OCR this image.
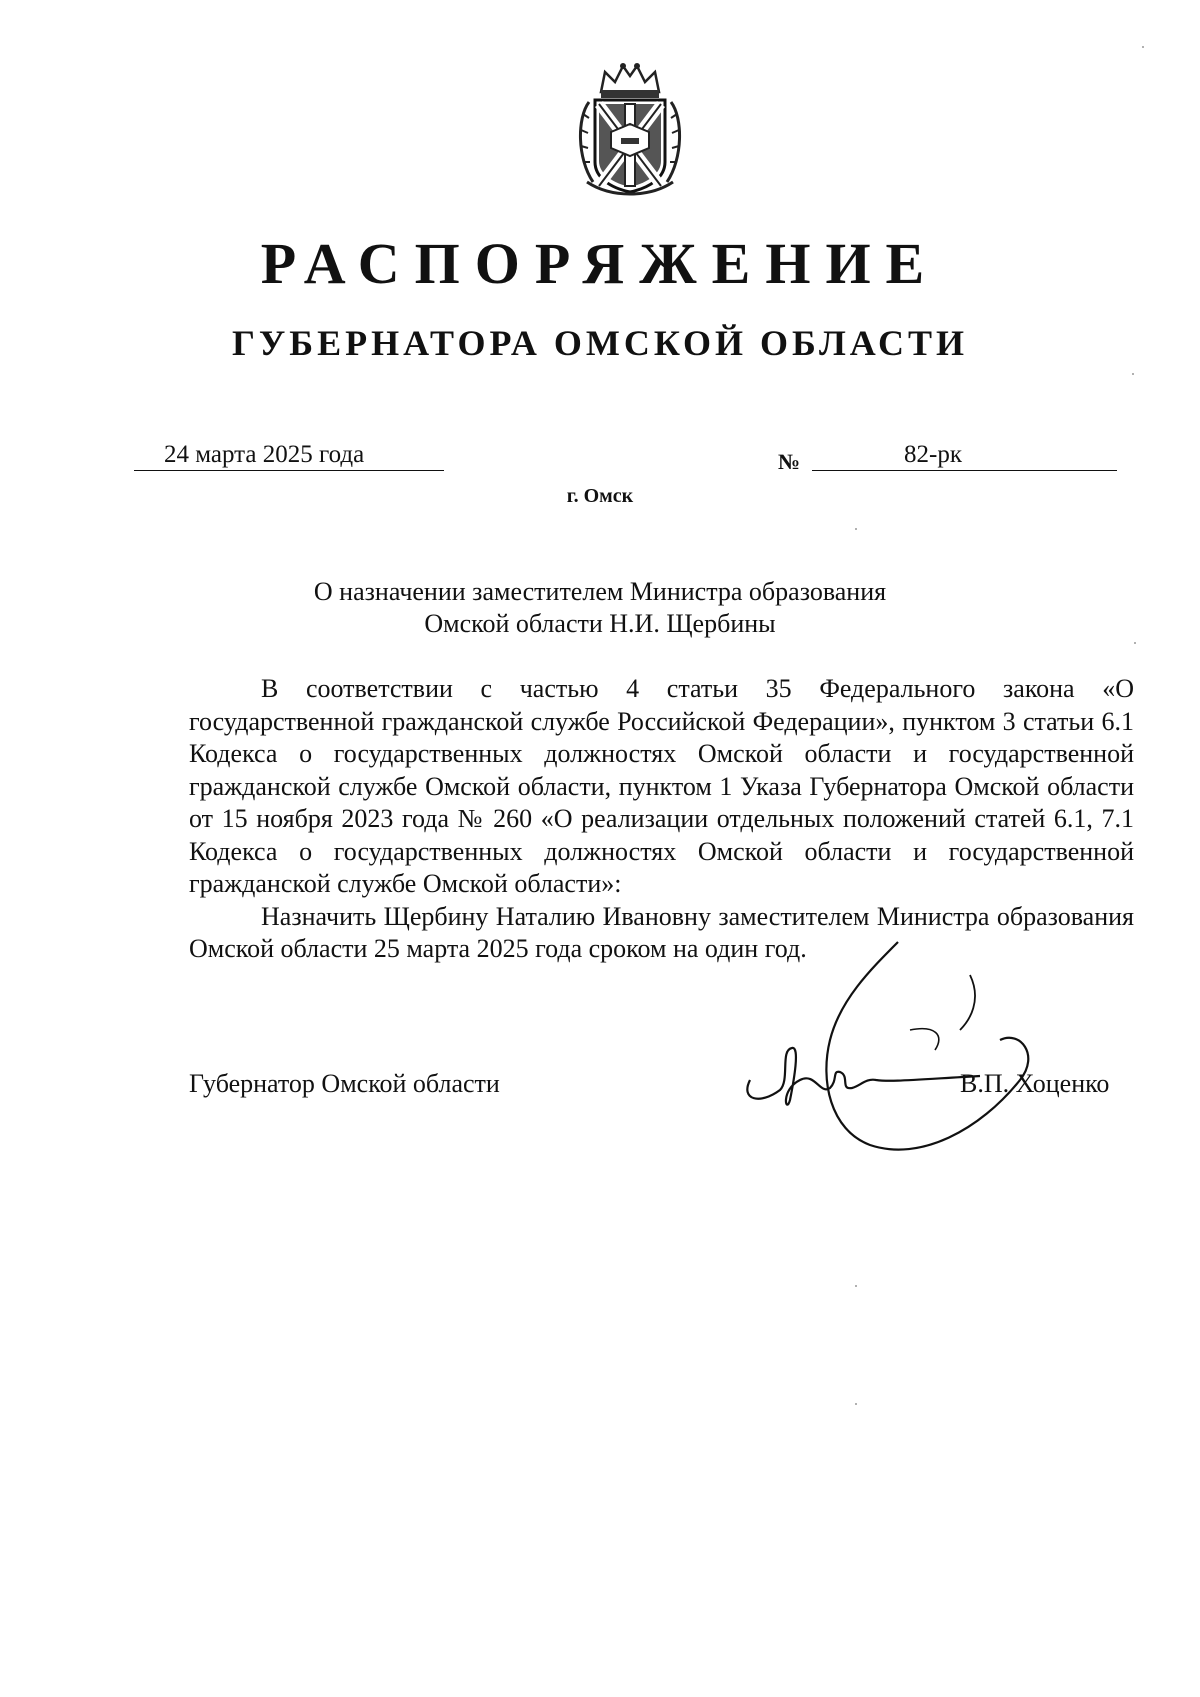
РАСПОРЯЖЕНИЕ
ГУБЕРНАТОРА ОМСКОЙ ОБЛАСТИ
24 марта 2025 года	№	82-рк
г. Омск
О назначении заместителем Министра образования
Омской области Н.И. Щербины

В соответствии с частью 4 статьи 35 Федерального закона «О государственной гражданской службе Российской Федерации», пунктом 3 статьи 6.1 Кодекса о государственных должностях Омской области и государственной гражданской службе Омской области, пунктом 1 Указа Губернатора Омской области от 15 ноября 2023 года № 260 «О реализации отдельных положений статей 6.1, 7.1 Кодекса о государственных должностях Омской области и государственной гражданской службе Омской области»:

Назначить Щербину Наталию Ивановну заместителем Министра образования Омской области 25 марта 2025 года сроком на один год.

Губернатор Омской области	В.П. Хоценко
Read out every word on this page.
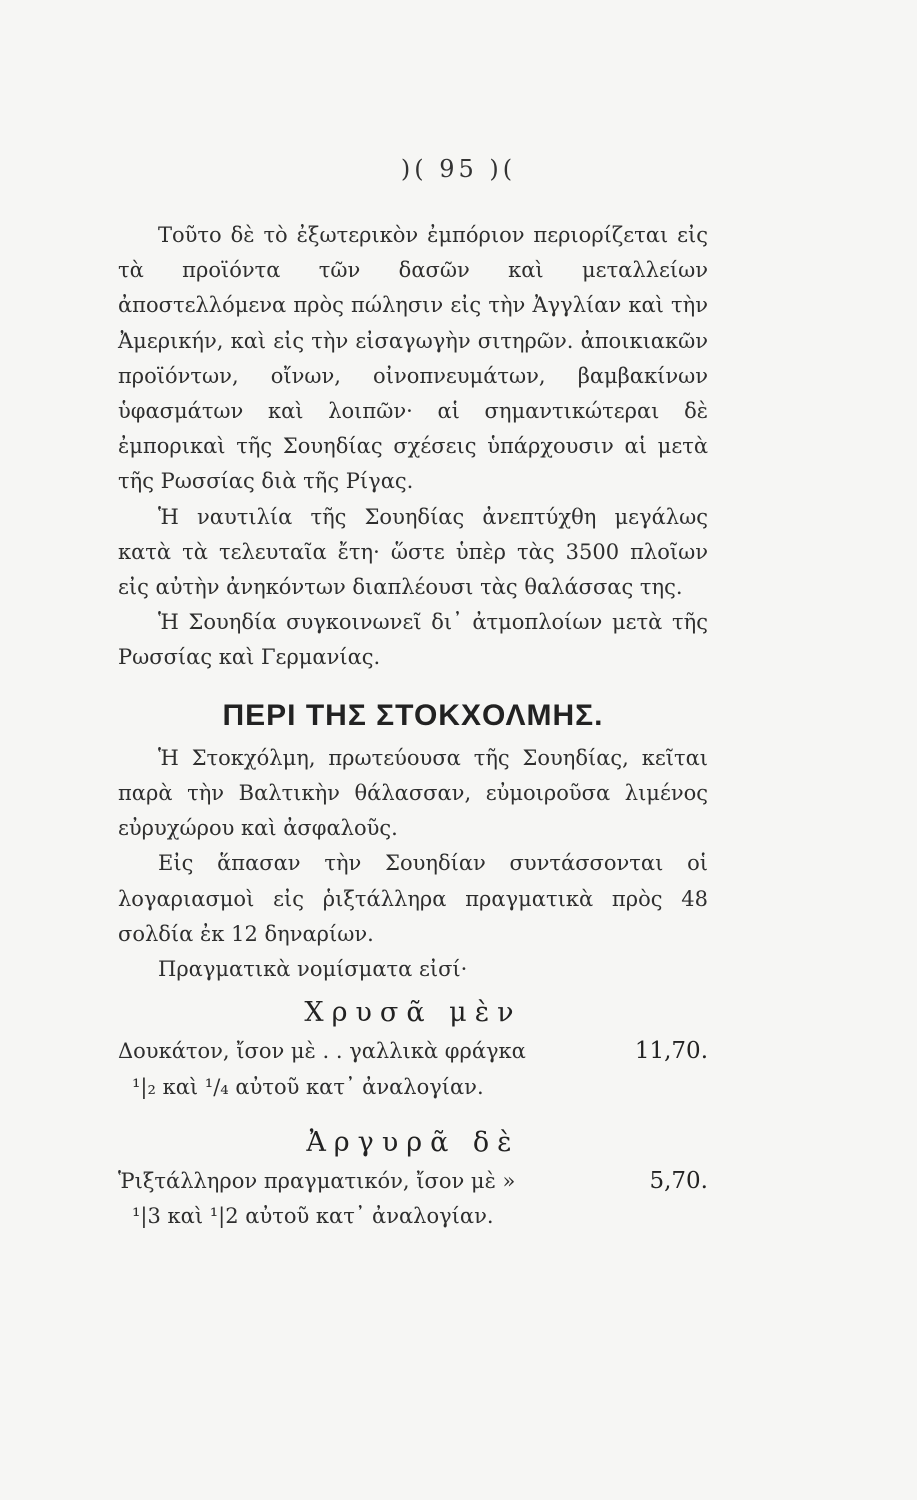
)( 95 )(

Τοῦτο δὲ τὸ ἐξωτερικὸν ἐμπόριον περιορίζεται εἰς τὰ προϊόντα τῶν δασῶν καὶ μεταλλείων ἀποστελλόμενα πρὸς πώλησιν εἰς τὴν Ἀγγλίαν καὶ τὴν Ἀμερικήν, καὶ εἰς τὴν εἰσαγωγὴν σιτηρῶν. ἀποικιακῶν προϊόντων, οἴνων, οἰνοπνευμάτων, βαμβακίνων ὑφασμάτων καὶ λοιπῶν· αἱ σημαντικώτεραι δὲ ἐμπορικαὶ τῆς Σουηδίας σχέσεις ὑπάρχουσιν αἱ μετὰ τῆς Ρωσσίας διὰ τῆς Ρίγας.

Ἡ ναυτιλία τῆς Σουηδίας ἀνεπτύχθη μεγάλως κατὰ τὰ τελευταῖα ἔτη· ὥστε ὑπὲρ τὰς 3500 πλοῖων εἰς αὐτὴν ἀνηκόντων διαπλέουσι τὰς θαλάσσας της.

Ἡ Σουηδία συγκοινωνεῖ δι᾽ ἀτμοπλοίων μετὰ τῆς Ρωσσίας καὶ Γερμανίας.

ΠΕΡΙ ΤΗΣ ΣΤΟΚΧΟΛΜΗΣ.

Ἡ Στοκχόλμη, πρωτεύουσα τῆς Σουηδίας, κεῖται παρὰ τὴν Βαλτικὴν θάλασσαν, εὐμοιροῦσα λιμένος εὐρυχώρου καὶ ἀσφαλοῦς.

Εἰς ἅπασαν τὴν Σουηδίαν συντάσσονται οἱ λογαριασμοὶ εἰς ῥιξτάλληρα πραγματικὰ πρὸς 48 σολδία ἐκ 12 δηναρίων.

Πραγματικὰ νομίσματα εἰσί·

Χρυσᾶ μὲν
Δουκάτον, ἴσον μὲ . . γαλλικὰ φράγκα	11,70.
¹|₂ καὶ ¹/₄ αὐτοῦ κατ᾽ ἀναλογίαν.
Ἀργυρᾶ δὲ
Ῥιξτάλληρον πραγματικόν, ἴσον μὲ »	5,70.
¹|3 καὶ ¹|2 αὐτοῦ κατ᾽ ἀναλογίαν.
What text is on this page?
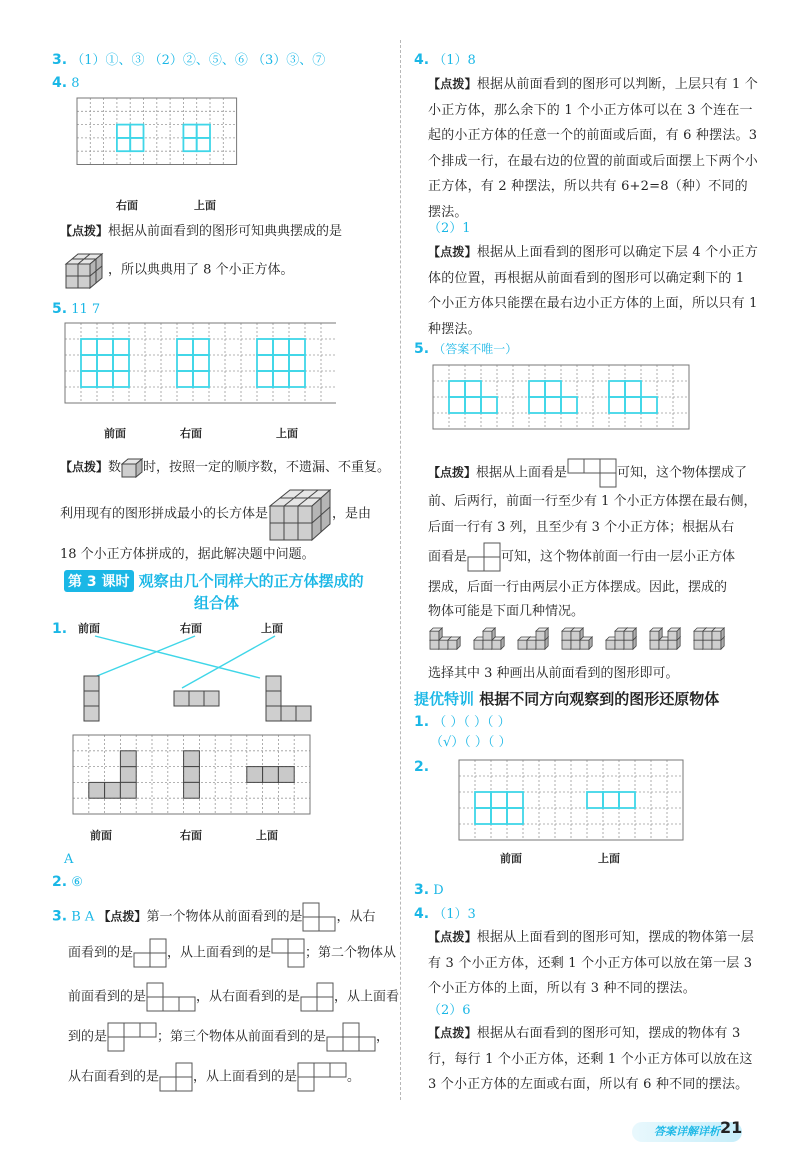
3. （1）①、③ （2）②、⑤、⑥ （3）③、⑦
4. 8
右面	上面
【点拨】根据从前面看到的图形可知典典摆成的是
，所以典典用了 8 个小正方体。
5. 11 7
前面	右面	上面
【点拨】数 时，按照一定的顺序数，不遗漏、不重复。
利用现有的图形拼成最小的长方体是	，是由
18 个小正方体拼成的，据此解决题中问题。
第 3 课时 观察由几个同样大的正方体摆成的
组合体
1. 前面	右面	上面
前面	右面	上面
A
2. ⑥
3. B A 【点拨】第一个物体从前面看到的是	，从右
面看到的是	，从上面看到的是	；第二个物体从
前面看到的是	，从右面看到的是	，从上面看
到的是	；第三个物体从前面看到的是	，
从右面看到的是	，从上面看到的是	。
4. （1）8
【点拨】根据从前面看到的图形可以判断，上层只有 1 个小正方体，那么余下的 1 个小正方体可以在 3 个连在一起的小正方体的任意一个的前面或后面，有 6 种摆法。3 个排成一行，在最右边的位置的前面或后面摆上下两个小正方体，有 2 种摆法，所以共有 6+2=8（种）不同的摆法。
（2）1
【点拨】根据从上面看到的图形可以确定下层 4 个小正方体的位置，再根据从前面看到的图形可以确定剩下的 1 个小正方体只能摆在最右边小正方体的上面，所以只有 1 种摆法。
5. （答案不唯一）
【点拨】根据从上面看是	可知，这个物体摆成了
前、后两行，前面一行至少有 1 个小正方体摆在最右侧，
后面一行有 3 列，且至少有 3 个小正方体；根据从右
面看是	可知，这个物体前面一行由一层小正方体
摆成，后面一行由两层小正方体摆成。因此，摆成的
物体可能是下面几种情况。
选择其中 3 种画出从前面看到的图形即可。
提优特训 根据不同方向观察到的图形还原物体
1. （ ）（ ）（ ）
（√）（ ）（ ）
2.
前面	上面
3. D
4. （1）3
【点拨】根据从上面看到的图形可知，摆成的物体第一层有 3 个小正方体，还剩 1 个小正方体可以放在第一层 3 个小正方体的上面，所以有 3 种不同的摆法。
（2）6
【点拨】根据从右面看到的图形可知，摆成的物体有 3 行，每行 1 个小正方体，还剩 1 个小正方体可以放在这 3 个小正方体的左面或右面，所以有 6 种不同的摆法。
答案详解详析 21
* * *
Quote exactly, and only, the lines from the one containing "What text is on this page?" through the last line of the records above, both included; leave out any pictures.

What text is on this page?
3. （1）①、③ （2）②、⑤、⑥ （3）③、⑦
4. 8
右面	上面
【点拨】根据从前面看到的图形可知典典摆成的是
，所以典典用了 8 个小正方体。
5. 11 7
前面	右面	上面
【点拨】数 时，按照一定的顺序数，不遗漏、不重复。
利用现有的图形拼成最小的长方体是	，是由
18 个小正方体拼成的，据此解决题中问题。
第 3 课时 观察由几个同样大的正方体摆成的
组合体
1. 前面	右面	上面
前面	右面	上面
A
2. ⑥
3. B A 【点拨】第一个物体从前面看到的是	，从右
面看到的是	，从上面看到的是	；第二个物体从
前面看到的是	，从右面看到的是	，从上面看
到的是	；第三个物体从前面看到的是	，
从右面看到的是	，从上面看到的是	。
4. （1）8
【点拨】根据从前面看到的图形可以判断，上层只有 1 个小正方体，那么余下的 1 个小正方体可以在 3 个连在一起的小正方体的任意一个的前面或后面，有 6 种摆法。3 个排成一行，在最右边的位置的前面或后面摆上下两个小正方体，有 2 种摆法，所以共有 6+2=8（种）不同的摆法。
（2）1
【点拨】根据从上面看到的图形可以确定下层 4 个小正方体的位置，再根据从前面看到的图形可以确定剩下的 1 个小正方体只能摆在最右边小正方体的上面，所以只有 1 种摆法。
5. （答案不唯一）
【点拨】根据从上面看是	可知，这个物体摆成了
前、后两行，前面一行至少有 1 个小正方体摆在最右侧，
后面一行有 3 列，且至少有 3 个小正方体；根据从右
面看是	可知，这个物体前面一行由一层小正方体
摆成，后面一行由两层小正方体摆成。因此，摆成的
物体可能是下面几种情况。
选择其中 3 种画出从前面看到的图形即可。
提优特训 根据不同方向观察到的图形还原物体
1. （ ）（ ）（ ）
（√）（ ）（ ）
2.
前面	上面
3. D
4. （1）3
【点拨】根据从上面看到的图形可知，摆成的物体第一层有 3 个小正方体，还剩 1 个小正方体可以放在第一层 3 个小正方体的上面，所以有 3 种不同的摆法。
（2）6
【点拨】根据从右面看到的图形可知，摆成的物体有 3 行，每行 1 个小正方体，还剩 1 个小正方体可以放在这 3 个小正方体的左面或右面，所以有 6 种不同的摆法。
答案详解详析 21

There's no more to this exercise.